___ EXERCISE MATERIALS
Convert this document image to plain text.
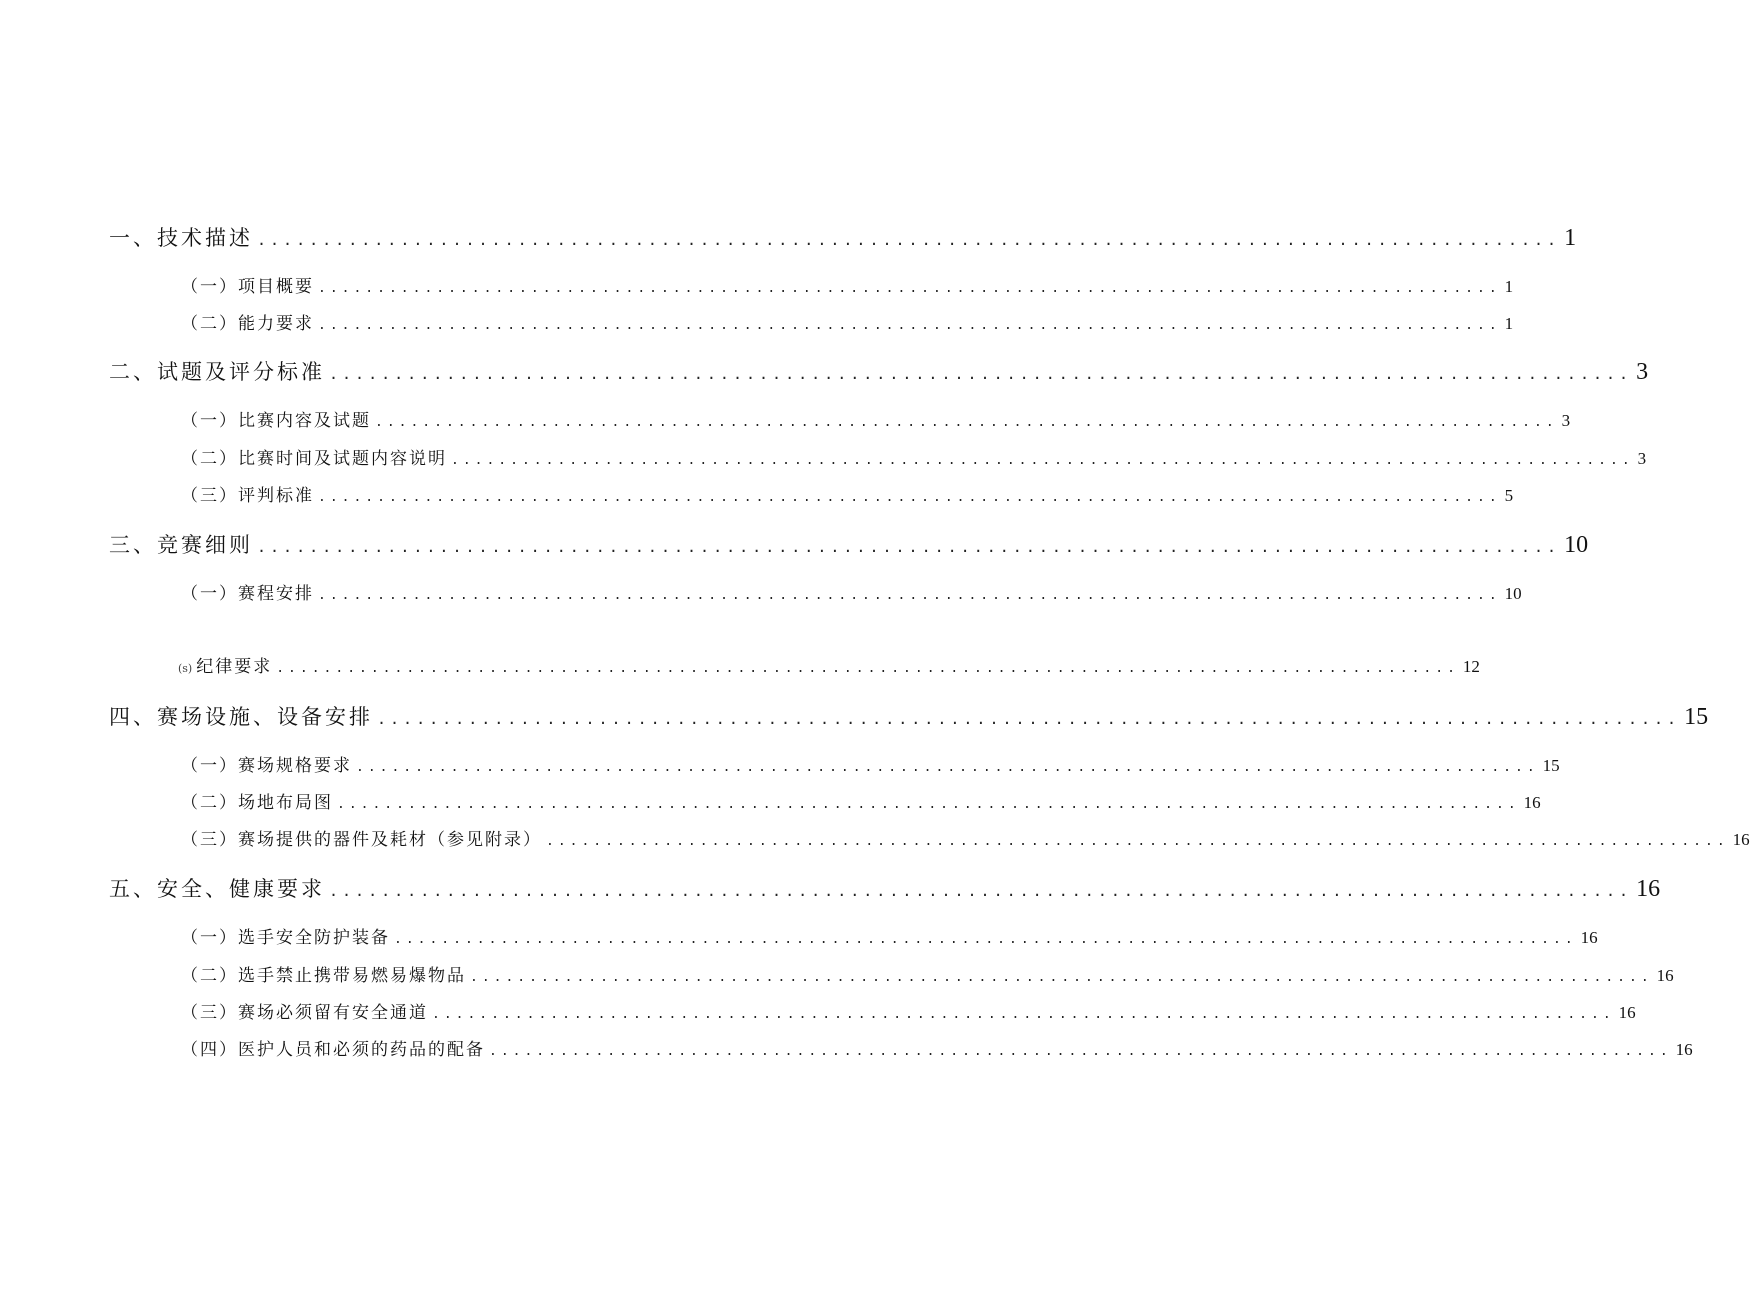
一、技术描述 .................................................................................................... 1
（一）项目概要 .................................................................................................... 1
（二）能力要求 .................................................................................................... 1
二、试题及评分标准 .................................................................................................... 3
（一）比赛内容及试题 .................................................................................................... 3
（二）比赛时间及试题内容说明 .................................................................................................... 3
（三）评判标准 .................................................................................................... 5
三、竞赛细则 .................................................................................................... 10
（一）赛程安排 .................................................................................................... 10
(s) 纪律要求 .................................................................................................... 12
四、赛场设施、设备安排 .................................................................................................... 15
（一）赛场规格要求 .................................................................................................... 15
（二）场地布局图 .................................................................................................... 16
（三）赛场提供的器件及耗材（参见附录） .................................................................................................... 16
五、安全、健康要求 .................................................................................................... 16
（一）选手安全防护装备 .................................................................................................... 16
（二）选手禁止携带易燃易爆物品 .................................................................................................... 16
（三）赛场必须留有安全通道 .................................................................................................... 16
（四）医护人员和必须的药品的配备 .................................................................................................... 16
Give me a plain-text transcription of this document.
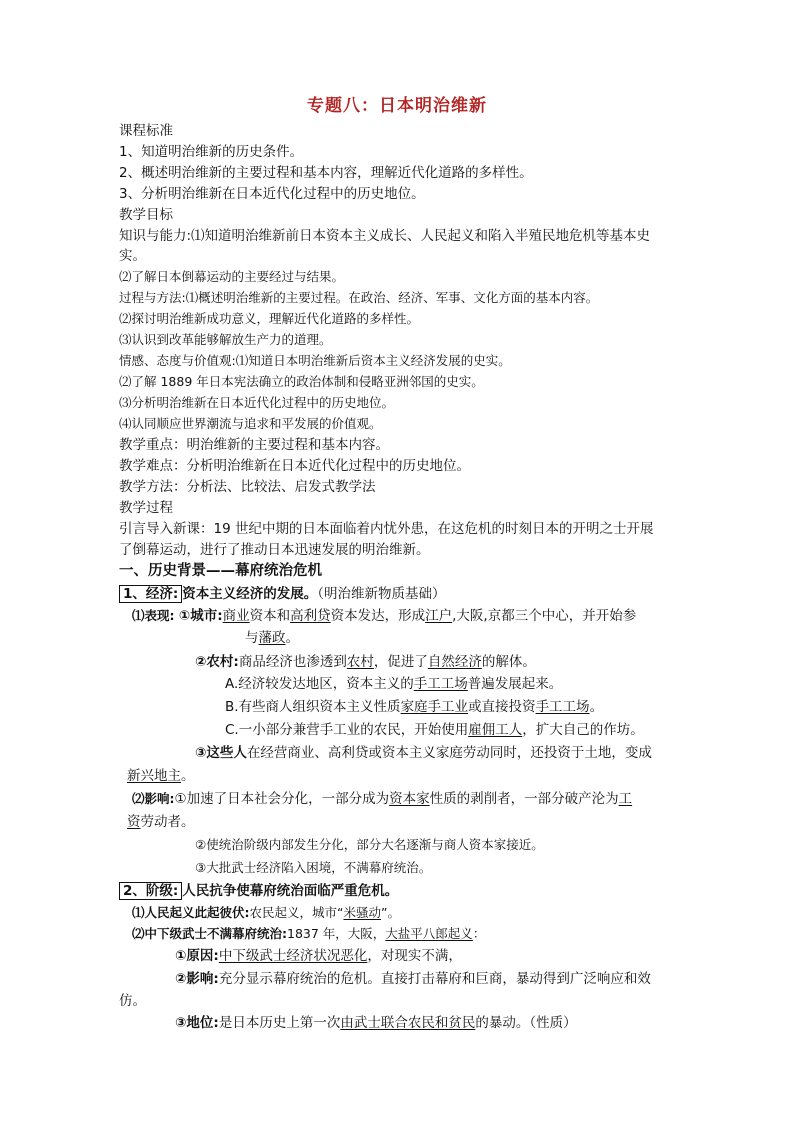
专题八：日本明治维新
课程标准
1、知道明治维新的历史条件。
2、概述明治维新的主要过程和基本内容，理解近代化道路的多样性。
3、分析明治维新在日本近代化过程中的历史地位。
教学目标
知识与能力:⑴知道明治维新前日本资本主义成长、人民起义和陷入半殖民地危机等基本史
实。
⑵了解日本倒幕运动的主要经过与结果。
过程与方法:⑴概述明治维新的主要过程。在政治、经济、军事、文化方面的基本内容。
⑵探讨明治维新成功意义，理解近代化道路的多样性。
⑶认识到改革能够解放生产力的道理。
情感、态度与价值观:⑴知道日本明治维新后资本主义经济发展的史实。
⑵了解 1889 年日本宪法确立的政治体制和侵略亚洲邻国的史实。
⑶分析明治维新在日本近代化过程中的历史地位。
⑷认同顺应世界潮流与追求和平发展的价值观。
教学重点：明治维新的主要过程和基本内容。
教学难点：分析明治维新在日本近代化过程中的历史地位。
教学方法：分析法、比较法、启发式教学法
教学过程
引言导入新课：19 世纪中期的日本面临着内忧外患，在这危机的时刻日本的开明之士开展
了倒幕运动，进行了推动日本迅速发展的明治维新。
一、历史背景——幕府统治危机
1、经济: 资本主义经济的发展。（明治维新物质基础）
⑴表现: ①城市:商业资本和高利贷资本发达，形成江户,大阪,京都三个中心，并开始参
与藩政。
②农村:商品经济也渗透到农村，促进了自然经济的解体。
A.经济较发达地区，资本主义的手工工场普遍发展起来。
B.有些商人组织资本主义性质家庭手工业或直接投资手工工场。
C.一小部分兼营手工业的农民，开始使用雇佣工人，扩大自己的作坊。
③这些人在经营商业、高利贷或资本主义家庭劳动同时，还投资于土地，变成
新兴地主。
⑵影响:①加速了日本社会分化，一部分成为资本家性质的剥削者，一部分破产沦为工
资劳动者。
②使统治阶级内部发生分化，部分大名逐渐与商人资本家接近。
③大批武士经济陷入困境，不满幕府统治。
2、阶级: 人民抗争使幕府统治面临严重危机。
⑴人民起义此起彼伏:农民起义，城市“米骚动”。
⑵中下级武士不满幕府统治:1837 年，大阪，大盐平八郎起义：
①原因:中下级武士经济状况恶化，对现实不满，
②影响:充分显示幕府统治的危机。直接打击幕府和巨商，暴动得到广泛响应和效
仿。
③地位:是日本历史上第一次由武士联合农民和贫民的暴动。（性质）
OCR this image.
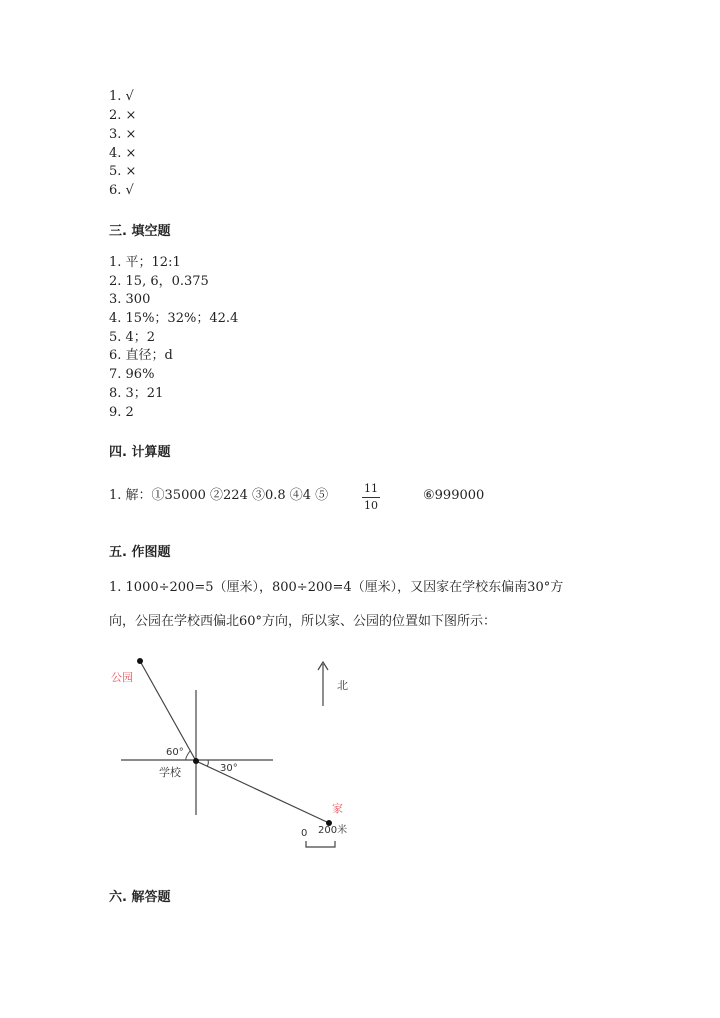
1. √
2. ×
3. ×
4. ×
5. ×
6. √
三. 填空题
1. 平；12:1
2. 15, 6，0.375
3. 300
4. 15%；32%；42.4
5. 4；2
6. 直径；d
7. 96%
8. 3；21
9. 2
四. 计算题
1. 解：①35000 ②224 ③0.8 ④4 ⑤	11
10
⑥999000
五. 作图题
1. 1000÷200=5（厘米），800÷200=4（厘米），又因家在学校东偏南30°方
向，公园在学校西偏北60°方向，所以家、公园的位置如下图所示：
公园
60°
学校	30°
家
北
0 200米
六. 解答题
______
- [TASK DIRECTIONS]
Extract the full listing above verbatim; pictures are to be left out of the copy.

- [EXERCISE RESULT]
Convert this document image to plain text.
一、技术描述 .................................................................................................... 1
（一）项目概要 .................................................................................................... 1
（二）能力要求 .................................................................................................... 1
二、试题及评分标准 .................................................................................................... 3
（一）比赛内容及试题 .................................................................................................... 3
（二）比赛时间及试题内容说明 .................................................................................................... 3
（三）评判标准 .................................................................................................... 5
三、竞赛细则 .................................................................................................... 10
（一）赛程安排 .................................................................................................... 10
(s) 纪律要求 .................................................................................................... 12
四、赛场设施、设备安排 .................................................................................................... 15
（一）赛场规格要求 .................................................................................................... 15
（二）场地布局图 .................................................................................................... 16
（三）赛场提供的器件及耗材（参见附录） .................................................................................................... 16
五、安全、健康要求 .................................................................................................... 16
（一）选手安全防护装备 .................................................................................................... 16
（二）选手禁止携带易燃易爆物品 .................................................................................................... 16
（三）赛场必须留有安全通道 .................................................................................................... 16
（四）医护人员和必须的药品的配备 .................................................................................................... 16
Give me a plain-text transcription of this document.
专题八：日本明治维新
课程标准
1、知道明治维新的历史条件。
2、概述明治维新的主要过程和基本内容，理解近代化道路的多样性。
3、分析明治维新在日本近代化过程中的历史地位。
教学目标
知识与能力:⑴知道明治维新前日本资本主义成长、人民起义和陷入半殖民地危机等基本史
实。
⑵了解日本倒幕运动的主要经过与结果。
过程与方法:⑴概述明治维新的主要过程。在政治、经济、军事、文化方面的基本内容。
⑵探讨明治维新成功意义，理解近代化道路的多样性。
⑶认识到改革能够解放生产力的道理。
情感、态度与价值观:⑴知道日本明治维新后资本主义经济发展的史实。
⑵了解 1889 年日本宪法确立的政治体制和侵略亚洲邻国的史实。
⑶分析明治维新在日本近代化过程中的历史地位。
⑷认同顺应世界潮流与追求和平发展的价值观。
教学重点：明治维新的主要过程和基本内容。
教学难点：分析明治维新在日本近代化过程中的历史地位。
教学方法：分析法、比较法、启发式教学法
教学过程
引言导入新课：19 世纪中期的日本面临着内忧外患，在这危机的时刻日本的开明之士开展
了倒幕运动，进行了推动日本迅速发展的明治维新。
一、历史背景——幕府统治危机
1、经济: 资本主义经济的发展。（明治维新物质基础）
⑴表现: ①城市:商业资本和高利贷资本发达，形成江户,大阪,京都三个中心，并开始参
与藩政。
②农村:商品经济也渗透到农村，促进了自然经济的解体。
A.经济较发达地区，资本主义的手工工场普遍发展起来。
B.有些商人组织资本主义性质家庭手工业或直接投资手工工场。
C.一小部分兼营手工业的农民，开始使用雇佣工人，扩大自己的作坊。
③这些人在经营商业、高利贷或资本主义家庭劳动同时，还投资于土地，变成
新兴地主。
⑵影响:①加速了日本社会分化，一部分成为资本家性质的剥削者，一部分破产沦为工
资劳动者。
②使统治阶级内部发生分化，部分大名逐渐与商人资本家接近。
③大批武士经济陷入困境，不满幕府统治。
2、阶级: 人民抗争使幕府统治面临严重危机。
⑴人民起义此起彼伏:农民起义，城市“米骚动”。
⑵中下级武士不满幕府统治:1837 年，大阪，大盐平八郎起义：
①原因:中下级武士经济状况恶化，对现实不满，
②影响:充分显示幕府统治的危机。直接打击幕府和巨商，暴动得到广泛响应和效
仿。
③地位:是日本历史上第一次由武士联合农民和贫民的暴动。（性质）
OCR this image.
1. √
2. ×
3. ×
4. ×
5. ×
6. √
三. 填空题
1. 平；12:1
2. 15, 6，0.375
3. 300
4. 15%；32%；42.4
5. 4；2
6. 直径；d
7. 96%
8. 3；21
9. 2
四. 计算题
1. 解：①35000 ②224 ③0.8 ④4 ⑤	11
10
⑥999000
五. 作图题
1. 1000÷200=5（厘米），800÷200=4（厘米），又因家在学校东偏南30°方
向，公园在学校西偏北60°方向，所以家、公园的位置如下图所示：
公园
60°
学校	30°
家
北
0 200米
六. 解答题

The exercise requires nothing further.